Your objective
The entries should be written out again exactly as they read.

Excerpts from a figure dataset
--------------------------------

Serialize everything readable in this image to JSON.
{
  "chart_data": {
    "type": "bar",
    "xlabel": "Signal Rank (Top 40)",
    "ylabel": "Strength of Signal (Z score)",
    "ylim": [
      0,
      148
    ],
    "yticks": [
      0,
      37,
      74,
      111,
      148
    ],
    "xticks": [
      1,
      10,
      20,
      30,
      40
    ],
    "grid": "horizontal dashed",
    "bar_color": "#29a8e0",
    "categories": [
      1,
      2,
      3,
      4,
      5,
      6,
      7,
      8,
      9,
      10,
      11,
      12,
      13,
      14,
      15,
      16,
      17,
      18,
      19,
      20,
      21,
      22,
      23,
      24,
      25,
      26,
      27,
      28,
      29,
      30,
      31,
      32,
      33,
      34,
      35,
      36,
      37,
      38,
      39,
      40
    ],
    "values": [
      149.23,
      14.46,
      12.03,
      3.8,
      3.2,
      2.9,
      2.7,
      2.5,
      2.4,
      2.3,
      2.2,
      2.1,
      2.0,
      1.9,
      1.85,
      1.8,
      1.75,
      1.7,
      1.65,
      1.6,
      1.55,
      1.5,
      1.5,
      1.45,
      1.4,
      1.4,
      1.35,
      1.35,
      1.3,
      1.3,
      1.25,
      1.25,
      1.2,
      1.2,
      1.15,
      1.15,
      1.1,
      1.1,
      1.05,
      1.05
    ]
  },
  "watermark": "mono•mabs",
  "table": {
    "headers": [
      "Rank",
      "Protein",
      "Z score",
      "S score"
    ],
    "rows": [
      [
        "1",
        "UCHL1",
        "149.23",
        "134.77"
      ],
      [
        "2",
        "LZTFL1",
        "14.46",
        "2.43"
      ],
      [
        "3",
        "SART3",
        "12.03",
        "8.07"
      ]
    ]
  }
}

--------------------------------

Output for this exercise
Serialize everything readable in this image to JSON.
{
  "chart_data": {
    "type": "bar",
    "xlabel": "Signal Rank (Top 40)",
    "ylabel": "Strength of Signal (Z score)",
    "ylim": [
      0,
      148
    ],
    "yticks": [
      0,
      37,
      74,
      111,
      148
    ],
    "xticks": [
      1,
      10,
      20,
      30,
      40
    ],
    "grid": "horizontal dashed",
    "bar_color": "#29a8e0",
    "categories": [
      1,
      2,
      3,
      4,
      5,
      6,
      7,
      8,
      9,
      10,
      11,
      12,
      13,
      14,
      15,
      16,
      17,
      18,
      19,
      20,
      21,
      22,
      23,
      24,
      25,
      26,
      27,
      28,
      29,
      30,
      31,
      32,
      33,
      34,
      35,
      36,
      37,
      38,
      39,
      40
    ],
    "values": [
      149.23,
      14.46,
      12.03,
      3.8,
      3.2,
      2.9,
      2.7,
      2.5,
      2.4,
      2.3,
      2.2,
      2.1,
      2.0,
      1.9,
      1.85,
      1.8,
      1.75,
      1.7,
      1.65,
      1.6,
      1.55,
      1.5,
      1.5,
      1.45,
      1.4,
      1.4,
      1.35,
      1.35,
      1.3,
      1.3,
      1.25,
      1.25,
      1.2,
      1.2,
      1.15,
      1.15,
      1.1,
      1.1,
      1.05,
      1.05
    ]
  },
  "watermark": "mono•mabs",
  "table": {
    "headers": [
      "Rank",
      "Protein",
      "Z score",
      "S score"
    ],
    "rows": [
      [
        "1",
        "UCHL1",
        "149.23",
        "134.77"
      ],
      [
        "2",
        "LZTFL1",
        "14.46",
        "2.43"
      ],
      [
        "3",
        "SART3",
        "12.03",
        "8.07"
      ]
    ]
  }
}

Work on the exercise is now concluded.